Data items
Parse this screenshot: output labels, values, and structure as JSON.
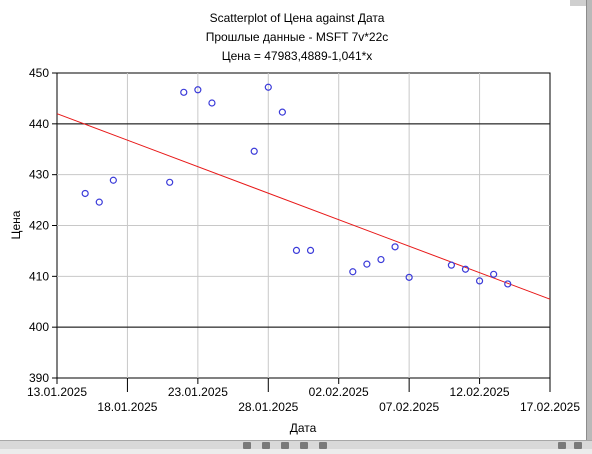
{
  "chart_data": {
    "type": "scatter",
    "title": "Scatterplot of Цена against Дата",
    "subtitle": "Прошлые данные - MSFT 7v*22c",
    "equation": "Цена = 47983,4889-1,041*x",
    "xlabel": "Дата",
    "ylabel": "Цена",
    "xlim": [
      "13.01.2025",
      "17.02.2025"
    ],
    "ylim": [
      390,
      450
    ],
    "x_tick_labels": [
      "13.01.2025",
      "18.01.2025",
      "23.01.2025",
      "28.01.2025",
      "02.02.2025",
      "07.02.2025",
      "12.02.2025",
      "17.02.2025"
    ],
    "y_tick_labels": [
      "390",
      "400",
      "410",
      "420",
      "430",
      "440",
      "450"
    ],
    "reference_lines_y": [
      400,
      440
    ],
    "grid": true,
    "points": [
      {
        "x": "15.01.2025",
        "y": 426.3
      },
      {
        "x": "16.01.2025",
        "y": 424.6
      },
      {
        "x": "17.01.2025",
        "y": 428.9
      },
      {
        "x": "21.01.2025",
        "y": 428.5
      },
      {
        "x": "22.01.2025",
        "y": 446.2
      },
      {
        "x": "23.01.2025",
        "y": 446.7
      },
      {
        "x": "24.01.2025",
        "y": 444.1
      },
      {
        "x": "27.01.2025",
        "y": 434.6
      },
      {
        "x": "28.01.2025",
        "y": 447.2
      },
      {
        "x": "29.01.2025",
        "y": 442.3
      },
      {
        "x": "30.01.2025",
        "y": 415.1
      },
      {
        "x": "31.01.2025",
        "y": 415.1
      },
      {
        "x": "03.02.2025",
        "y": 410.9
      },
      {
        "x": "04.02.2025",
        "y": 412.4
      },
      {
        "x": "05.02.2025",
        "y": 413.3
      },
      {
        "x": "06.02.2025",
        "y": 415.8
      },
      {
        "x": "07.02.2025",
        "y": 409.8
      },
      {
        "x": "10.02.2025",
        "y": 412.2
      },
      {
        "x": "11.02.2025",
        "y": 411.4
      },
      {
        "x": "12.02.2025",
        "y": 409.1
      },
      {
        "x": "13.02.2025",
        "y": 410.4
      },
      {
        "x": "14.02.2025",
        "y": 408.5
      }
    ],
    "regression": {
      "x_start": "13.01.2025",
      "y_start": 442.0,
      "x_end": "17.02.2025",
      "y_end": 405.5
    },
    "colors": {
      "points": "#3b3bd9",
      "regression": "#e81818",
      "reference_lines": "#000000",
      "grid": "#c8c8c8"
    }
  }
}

• STATED GOAL:
Set the listing down in full and exactly. Pictures within it should not appear in the copy.

• FINAL RESULT:
Parse this screenshot: output labels, values, and structure as JSON.
{
  "chart_data": {
    "type": "scatter",
    "title": "Scatterplot of Цена against Дата",
    "subtitle": "Прошлые данные - MSFT 7v*22c",
    "equation": "Цена = 47983,4889-1,041*x",
    "xlabel": "Дата",
    "ylabel": "Цена",
    "xlim": [
      "13.01.2025",
      "17.02.2025"
    ],
    "ylim": [
      390,
      450
    ],
    "x_tick_labels": [
      "13.01.2025",
      "18.01.2025",
      "23.01.2025",
      "28.01.2025",
      "02.02.2025",
      "07.02.2025",
      "12.02.2025",
      "17.02.2025"
    ],
    "y_tick_labels": [
      "390",
      "400",
      "410",
      "420",
      "430",
      "440",
      "450"
    ],
    "reference_lines_y": [
      400,
      440
    ],
    "grid": true,
    "points": [
      {
        "x": "15.01.2025",
        "y": 426.3
      },
      {
        "x": "16.01.2025",
        "y": 424.6
      },
      {
        "x": "17.01.2025",
        "y": 428.9
      },
      {
        "x": "21.01.2025",
        "y": 428.5
      },
      {
        "x": "22.01.2025",
        "y": 446.2
      },
      {
        "x": "23.01.2025",
        "y": 446.7
      },
      {
        "x": "24.01.2025",
        "y": 444.1
      },
      {
        "x": "27.01.2025",
        "y": 434.6
      },
      {
        "x": "28.01.2025",
        "y": 447.2
      },
      {
        "x": "29.01.2025",
        "y": 442.3
      },
      {
        "x": "30.01.2025",
        "y": 415.1
      },
      {
        "x": "31.01.2025",
        "y": 415.1
      },
      {
        "x": "03.02.2025",
        "y": 410.9
      },
      {
        "x": "04.02.2025",
        "y": 412.4
      },
      {
        "x": "05.02.2025",
        "y": 413.3
      },
      {
        "x": "06.02.2025",
        "y": 415.8
      },
      {
        "x": "07.02.2025",
        "y": 409.8
      },
      {
        "x": "10.02.2025",
        "y": 412.2
      },
      {
        "x": "11.02.2025",
        "y": 411.4
      },
      {
        "x": "12.02.2025",
        "y": 409.1
      },
      {
        "x": "13.02.2025",
        "y": 410.4
      },
      {
        "x": "14.02.2025",
        "y": 408.5
      }
    ],
    "regression": {
      "x_start": "13.01.2025",
      "y_start": 442.0,
      "x_end": "17.02.2025",
      "y_end": 405.5
    },
    "colors": {
      "points": "#3b3bd9",
      "regression": "#e81818",
      "reference_lines": "#000000",
      "grid": "#c8c8c8"
    }
  }
}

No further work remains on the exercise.